## YOUR GOAL
Return the material word for word. Do not include pictures.

## DATA PROVIDED
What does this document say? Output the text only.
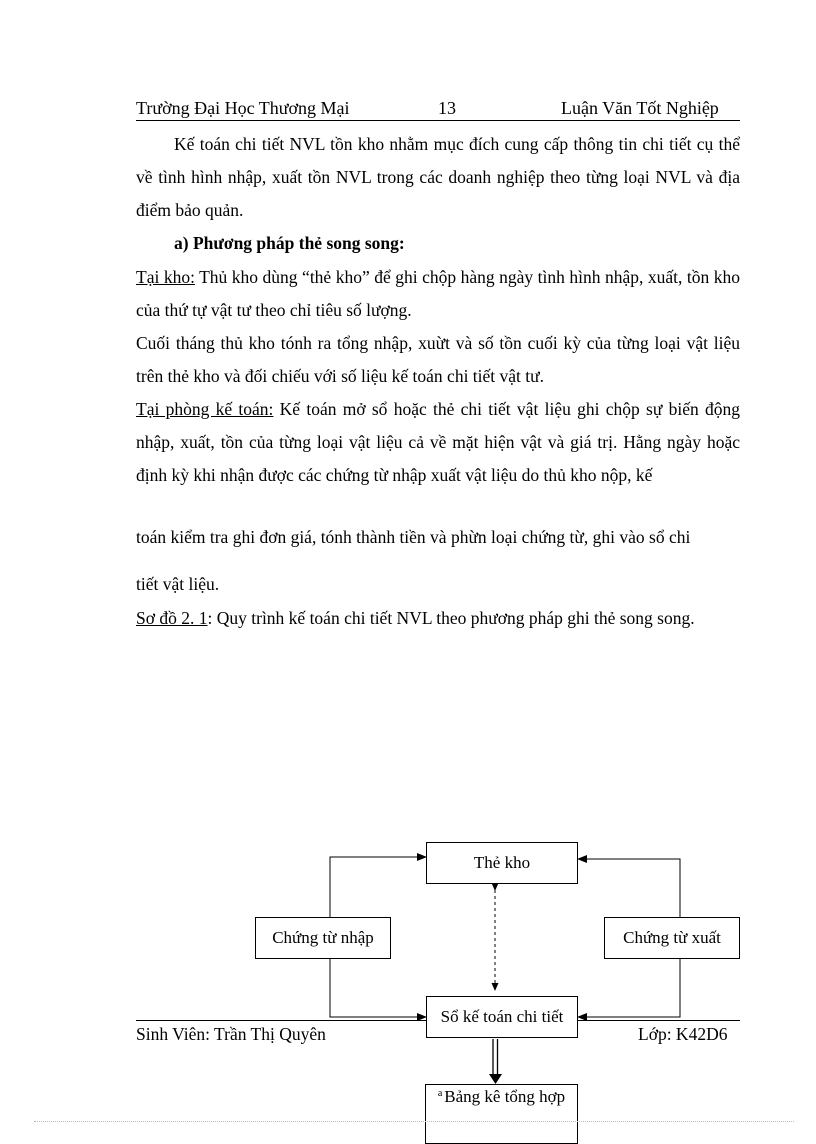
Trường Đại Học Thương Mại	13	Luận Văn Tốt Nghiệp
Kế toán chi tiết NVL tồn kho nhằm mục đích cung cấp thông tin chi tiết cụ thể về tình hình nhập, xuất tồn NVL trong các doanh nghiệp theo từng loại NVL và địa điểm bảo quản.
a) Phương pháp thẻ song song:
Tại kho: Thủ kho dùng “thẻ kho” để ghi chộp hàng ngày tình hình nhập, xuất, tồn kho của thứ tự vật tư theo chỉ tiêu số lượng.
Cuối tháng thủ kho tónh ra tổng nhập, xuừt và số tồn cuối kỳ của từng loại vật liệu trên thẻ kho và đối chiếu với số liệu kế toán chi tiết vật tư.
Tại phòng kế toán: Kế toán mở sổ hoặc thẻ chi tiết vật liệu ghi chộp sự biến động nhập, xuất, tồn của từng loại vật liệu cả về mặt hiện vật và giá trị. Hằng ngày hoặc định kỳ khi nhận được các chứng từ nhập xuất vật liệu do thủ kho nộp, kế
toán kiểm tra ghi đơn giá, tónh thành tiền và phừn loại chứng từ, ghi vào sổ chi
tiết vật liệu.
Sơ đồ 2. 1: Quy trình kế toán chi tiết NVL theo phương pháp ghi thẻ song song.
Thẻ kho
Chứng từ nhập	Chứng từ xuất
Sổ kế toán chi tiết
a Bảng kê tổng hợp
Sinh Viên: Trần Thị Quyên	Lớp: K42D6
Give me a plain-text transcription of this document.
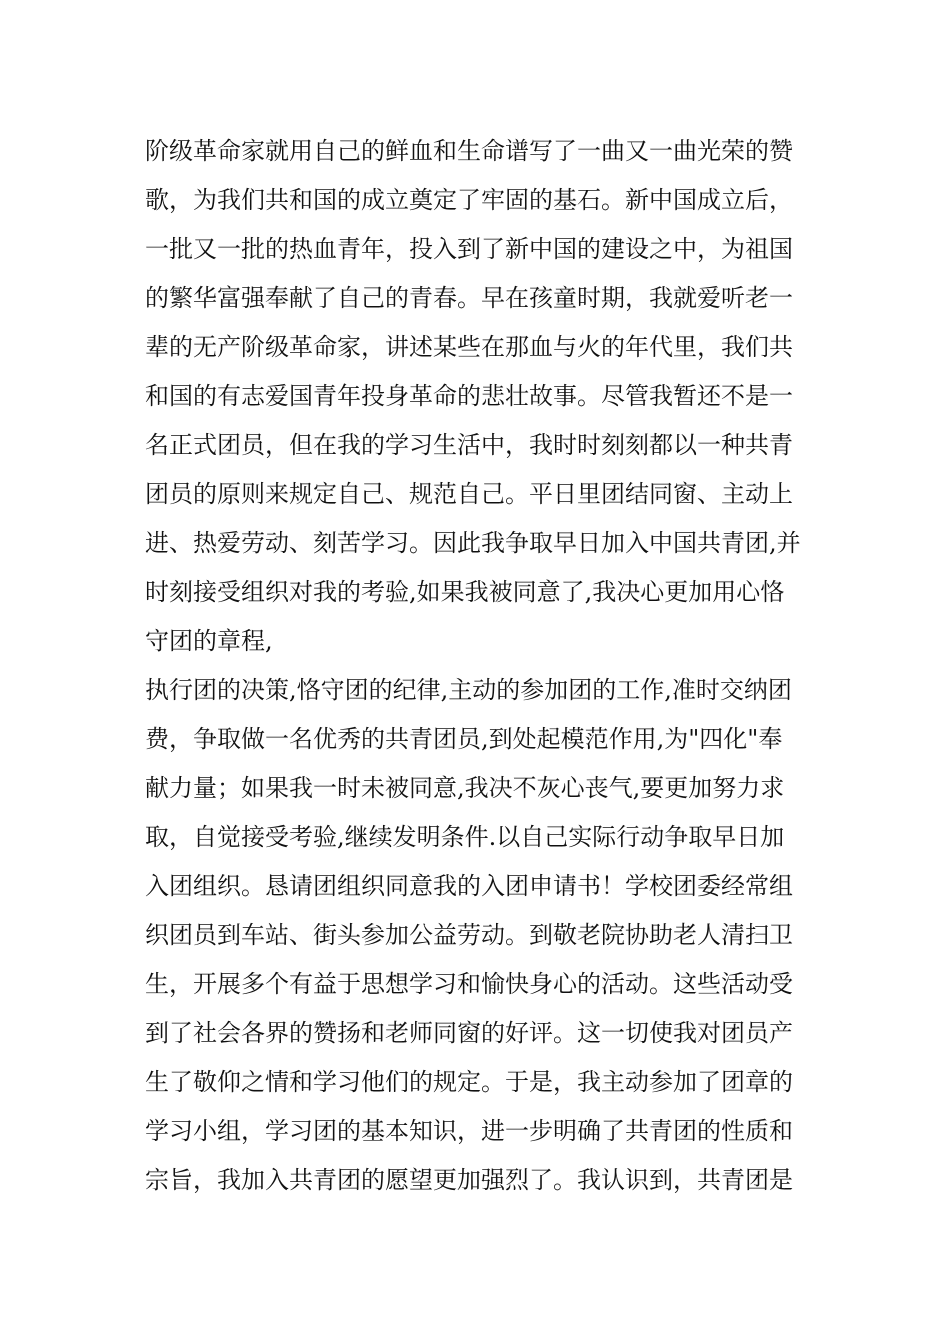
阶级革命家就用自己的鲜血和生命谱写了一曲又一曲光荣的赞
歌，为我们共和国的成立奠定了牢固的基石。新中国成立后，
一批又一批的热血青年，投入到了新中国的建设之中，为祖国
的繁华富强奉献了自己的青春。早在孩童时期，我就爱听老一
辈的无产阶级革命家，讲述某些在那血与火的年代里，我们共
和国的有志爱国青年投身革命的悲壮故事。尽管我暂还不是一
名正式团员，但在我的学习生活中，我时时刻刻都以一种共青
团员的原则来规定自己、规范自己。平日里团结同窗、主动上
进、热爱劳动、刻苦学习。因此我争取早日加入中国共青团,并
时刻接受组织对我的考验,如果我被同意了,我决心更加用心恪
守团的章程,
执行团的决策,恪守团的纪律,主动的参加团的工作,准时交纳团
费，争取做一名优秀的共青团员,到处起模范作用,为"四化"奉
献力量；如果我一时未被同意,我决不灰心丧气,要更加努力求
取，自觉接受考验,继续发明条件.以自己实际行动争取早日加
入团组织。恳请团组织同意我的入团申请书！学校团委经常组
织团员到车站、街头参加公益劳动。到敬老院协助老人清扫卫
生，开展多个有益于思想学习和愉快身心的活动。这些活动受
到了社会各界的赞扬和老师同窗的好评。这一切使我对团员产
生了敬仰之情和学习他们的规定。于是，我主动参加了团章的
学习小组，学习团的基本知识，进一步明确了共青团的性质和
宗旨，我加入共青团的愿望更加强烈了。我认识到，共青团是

## TASK SOLUTION
What does this document say? Output the text only.
Trường Đại Học Thương Mại	13	Luận Văn Tốt Nghiệp
Kế toán chi tiết NVL tồn kho nhằm mục đích cung cấp thông tin chi tiết cụ thể về tình hình nhập, xuất tồn NVL trong các doanh nghiệp theo từng loại NVL và địa điểm bảo quản.
a) Phương pháp thẻ song song:
Tại kho: Thủ kho dùng “thẻ kho” để ghi chộp hàng ngày tình hình nhập, xuất, tồn kho của thứ tự vật tư theo chỉ tiêu số lượng.
Cuối tháng thủ kho tónh ra tổng nhập, xuừt và số tồn cuối kỳ của từng loại vật liệu trên thẻ kho và đối chiếu với số liệu kế toán chi tiết vật tư.
Tại phòng kế toán: Kế toán mở sổ hoặc thẻ chi tiết vật liệu ghi chộp sự biến động nhập, xuất, tồn của từng loại vật liệu cả về mặt hiện vật và giá trị. Hằng ngày hoặc định kỳ khi nhận được các chứng từ nhập xuất vật liệu do thủ kho nộp, kế
toán kiểm tra ghi đơn giá, tónh thành tiền và phừn loại chứng từ, ghi vào sổ chi
tiết vật liệu.
Sơ đồ 2. 1: Quy trình kế toán chi tiết NVL theo phương pháp ghi thẻ song song.
Thẻ kho
Chứng từ nhập	Chứng từ xuất
Sổ kế toán chi tiết
a Bảng kê tổng hợp
Sinh Viên: Trần Thị Quyên	Lớp: K42D6
Give me a plain-text transcription of this document.
阶级革命家就用自己的鲜血和生命谱写了一曲又一曲光荣的赞
歌，为我们共和国的成立奠定了牢固的基石。新中国成立后，
一批又一批的热血青年，投入到了新中国的建设之中，为祖国
的繁华富强奉献了自己的青春。早在孩童时期，我就爱听老一
辈的无产阶级革命家，讲述某些在那血与火的年代里，我们共
和国的有志爱国青年投身革命的悲壮故事。尽管我暂还不是一
名正式团员，但在我的学习生活中，我时时刻刻都以一种共青
团员的原则来规定自己、规范自己。平日里团结同窗、主动上
进、热爱劳动、刻苦学习。因此我争取早日加入中国共青团,并
时刻接受组织对我的考验,如果我被同意了,我决心更加用心恪
守团的章程,
执行团的决策,恪守团的纪律,主动的参加团的工作,准时交纳团
费，争取做一名优秀的共青团员,到处起模范作用,为"四化"奉
献力量；如果我一时未被同意,我决不灰心丧气,要更加努力求
取，自觉接受考验,继续发明条件.以自己实际行动争取早日加
入团组织。恳请团组织同意我的入团申请书！学校团委经常组
织团员到车站、街头参加公益劳动。到敬老院协助老人清扫卫
生，开展多个有益于思想学习和愉快身心的活动。这些活动受
到了社会各界的赞扬和老师同窗的好评。这一切使我对团员产
生了敬仰之情和学习他们的规定。于是，我主动参加了团章的
学习小组，学习团的基本知识，进一步明确了共青团的性质和
宗旨，我加入共青团的愿望更加强烈了。我认识到，共青团是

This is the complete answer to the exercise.